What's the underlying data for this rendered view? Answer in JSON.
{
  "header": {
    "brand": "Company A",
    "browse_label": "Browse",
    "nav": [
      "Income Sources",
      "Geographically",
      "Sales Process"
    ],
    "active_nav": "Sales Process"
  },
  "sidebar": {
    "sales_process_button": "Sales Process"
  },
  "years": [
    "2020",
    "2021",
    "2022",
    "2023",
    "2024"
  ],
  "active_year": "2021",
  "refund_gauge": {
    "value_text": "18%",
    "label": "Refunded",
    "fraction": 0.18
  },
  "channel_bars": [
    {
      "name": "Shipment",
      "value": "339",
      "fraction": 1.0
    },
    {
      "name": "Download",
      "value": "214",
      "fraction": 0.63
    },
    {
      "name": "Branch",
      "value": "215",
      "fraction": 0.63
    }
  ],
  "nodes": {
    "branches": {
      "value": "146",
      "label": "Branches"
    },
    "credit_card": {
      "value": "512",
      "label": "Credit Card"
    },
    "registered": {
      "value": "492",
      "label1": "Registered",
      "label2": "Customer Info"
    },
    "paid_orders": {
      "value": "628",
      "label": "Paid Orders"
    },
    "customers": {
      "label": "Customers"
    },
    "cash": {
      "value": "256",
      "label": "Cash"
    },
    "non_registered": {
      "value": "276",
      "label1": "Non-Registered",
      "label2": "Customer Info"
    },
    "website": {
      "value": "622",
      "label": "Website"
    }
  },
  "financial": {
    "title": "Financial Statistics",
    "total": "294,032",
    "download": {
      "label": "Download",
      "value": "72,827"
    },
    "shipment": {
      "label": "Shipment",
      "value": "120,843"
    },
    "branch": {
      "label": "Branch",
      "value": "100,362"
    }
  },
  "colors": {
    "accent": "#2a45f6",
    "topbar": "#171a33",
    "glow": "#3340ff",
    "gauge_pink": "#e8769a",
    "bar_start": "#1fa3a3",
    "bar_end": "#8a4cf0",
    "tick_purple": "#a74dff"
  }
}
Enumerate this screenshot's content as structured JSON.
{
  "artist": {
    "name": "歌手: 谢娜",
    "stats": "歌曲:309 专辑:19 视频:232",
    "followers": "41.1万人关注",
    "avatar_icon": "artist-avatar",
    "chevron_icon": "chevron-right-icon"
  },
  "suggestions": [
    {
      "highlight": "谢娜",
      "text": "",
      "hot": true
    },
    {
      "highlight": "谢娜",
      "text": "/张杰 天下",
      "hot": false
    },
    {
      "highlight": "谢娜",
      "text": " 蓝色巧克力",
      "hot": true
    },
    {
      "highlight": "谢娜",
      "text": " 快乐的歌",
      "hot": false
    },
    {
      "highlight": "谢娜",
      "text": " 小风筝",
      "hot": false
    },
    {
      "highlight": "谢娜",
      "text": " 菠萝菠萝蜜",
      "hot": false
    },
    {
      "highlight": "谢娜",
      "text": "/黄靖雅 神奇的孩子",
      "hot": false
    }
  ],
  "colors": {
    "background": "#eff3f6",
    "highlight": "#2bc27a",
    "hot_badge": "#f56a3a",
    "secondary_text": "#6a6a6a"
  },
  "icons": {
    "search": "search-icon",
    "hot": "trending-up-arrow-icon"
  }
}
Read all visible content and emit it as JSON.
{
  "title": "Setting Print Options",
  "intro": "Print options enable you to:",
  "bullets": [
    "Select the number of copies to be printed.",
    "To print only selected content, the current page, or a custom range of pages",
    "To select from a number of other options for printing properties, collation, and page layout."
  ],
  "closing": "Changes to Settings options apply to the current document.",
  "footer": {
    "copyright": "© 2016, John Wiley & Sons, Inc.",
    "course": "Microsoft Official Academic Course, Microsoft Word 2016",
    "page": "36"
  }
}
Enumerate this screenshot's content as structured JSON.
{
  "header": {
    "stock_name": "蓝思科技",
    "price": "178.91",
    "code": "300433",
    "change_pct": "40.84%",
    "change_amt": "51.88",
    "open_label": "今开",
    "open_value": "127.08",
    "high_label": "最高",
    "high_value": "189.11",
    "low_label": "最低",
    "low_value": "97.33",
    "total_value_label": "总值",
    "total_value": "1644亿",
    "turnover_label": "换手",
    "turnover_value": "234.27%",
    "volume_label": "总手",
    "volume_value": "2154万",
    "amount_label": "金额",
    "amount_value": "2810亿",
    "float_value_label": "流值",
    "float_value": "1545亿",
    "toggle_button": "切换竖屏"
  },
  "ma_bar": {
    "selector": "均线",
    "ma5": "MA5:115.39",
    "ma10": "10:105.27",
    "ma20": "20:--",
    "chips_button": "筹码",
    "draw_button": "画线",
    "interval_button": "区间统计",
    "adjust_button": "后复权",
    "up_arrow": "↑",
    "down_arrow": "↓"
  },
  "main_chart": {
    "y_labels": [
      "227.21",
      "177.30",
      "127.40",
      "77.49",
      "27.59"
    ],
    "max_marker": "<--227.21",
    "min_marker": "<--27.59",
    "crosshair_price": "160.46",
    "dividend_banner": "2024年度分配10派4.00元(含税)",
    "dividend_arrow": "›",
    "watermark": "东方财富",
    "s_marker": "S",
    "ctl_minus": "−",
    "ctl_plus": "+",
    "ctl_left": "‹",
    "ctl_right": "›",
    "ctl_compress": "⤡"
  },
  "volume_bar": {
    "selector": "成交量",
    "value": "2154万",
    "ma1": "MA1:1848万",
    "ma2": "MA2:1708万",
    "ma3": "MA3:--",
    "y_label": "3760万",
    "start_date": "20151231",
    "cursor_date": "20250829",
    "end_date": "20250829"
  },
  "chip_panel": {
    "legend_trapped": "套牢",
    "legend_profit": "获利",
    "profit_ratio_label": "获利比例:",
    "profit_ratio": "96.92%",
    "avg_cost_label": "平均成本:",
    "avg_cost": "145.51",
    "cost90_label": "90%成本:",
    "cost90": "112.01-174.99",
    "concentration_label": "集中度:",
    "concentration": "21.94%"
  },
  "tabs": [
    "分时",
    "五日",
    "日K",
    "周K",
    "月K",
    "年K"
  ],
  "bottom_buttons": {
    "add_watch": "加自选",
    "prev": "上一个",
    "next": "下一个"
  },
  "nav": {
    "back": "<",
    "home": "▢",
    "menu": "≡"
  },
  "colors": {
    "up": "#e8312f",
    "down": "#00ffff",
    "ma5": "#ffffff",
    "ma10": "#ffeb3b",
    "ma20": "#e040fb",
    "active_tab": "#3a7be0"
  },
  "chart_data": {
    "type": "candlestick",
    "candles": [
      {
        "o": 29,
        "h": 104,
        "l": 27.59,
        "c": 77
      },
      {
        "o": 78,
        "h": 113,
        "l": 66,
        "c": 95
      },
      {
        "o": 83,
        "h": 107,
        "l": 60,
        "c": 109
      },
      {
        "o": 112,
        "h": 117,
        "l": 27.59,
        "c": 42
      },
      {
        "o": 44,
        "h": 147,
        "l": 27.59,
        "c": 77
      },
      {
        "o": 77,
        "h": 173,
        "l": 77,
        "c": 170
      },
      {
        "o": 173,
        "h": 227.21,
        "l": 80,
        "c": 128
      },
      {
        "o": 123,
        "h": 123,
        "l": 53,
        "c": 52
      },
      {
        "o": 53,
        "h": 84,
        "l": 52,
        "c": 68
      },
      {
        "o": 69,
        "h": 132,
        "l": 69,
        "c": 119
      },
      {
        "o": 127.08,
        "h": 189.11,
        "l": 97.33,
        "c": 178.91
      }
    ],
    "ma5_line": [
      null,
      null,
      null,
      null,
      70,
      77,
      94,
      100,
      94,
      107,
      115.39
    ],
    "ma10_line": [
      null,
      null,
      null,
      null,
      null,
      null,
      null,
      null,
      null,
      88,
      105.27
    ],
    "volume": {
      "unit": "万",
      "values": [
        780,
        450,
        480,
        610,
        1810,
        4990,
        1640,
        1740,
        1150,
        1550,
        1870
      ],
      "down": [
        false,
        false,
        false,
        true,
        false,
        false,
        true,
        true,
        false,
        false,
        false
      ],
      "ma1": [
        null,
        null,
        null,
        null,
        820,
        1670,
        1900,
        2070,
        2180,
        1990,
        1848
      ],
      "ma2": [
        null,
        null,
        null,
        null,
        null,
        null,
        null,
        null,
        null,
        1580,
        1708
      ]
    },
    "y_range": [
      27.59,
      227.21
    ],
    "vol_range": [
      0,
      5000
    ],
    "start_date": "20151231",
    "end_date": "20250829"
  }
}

### Work to be completed
All lines holding the word "title" should be picked out and copied.

### Exercise solution
    "title": "Financial Statistics",
  "title": "Setting Print Options",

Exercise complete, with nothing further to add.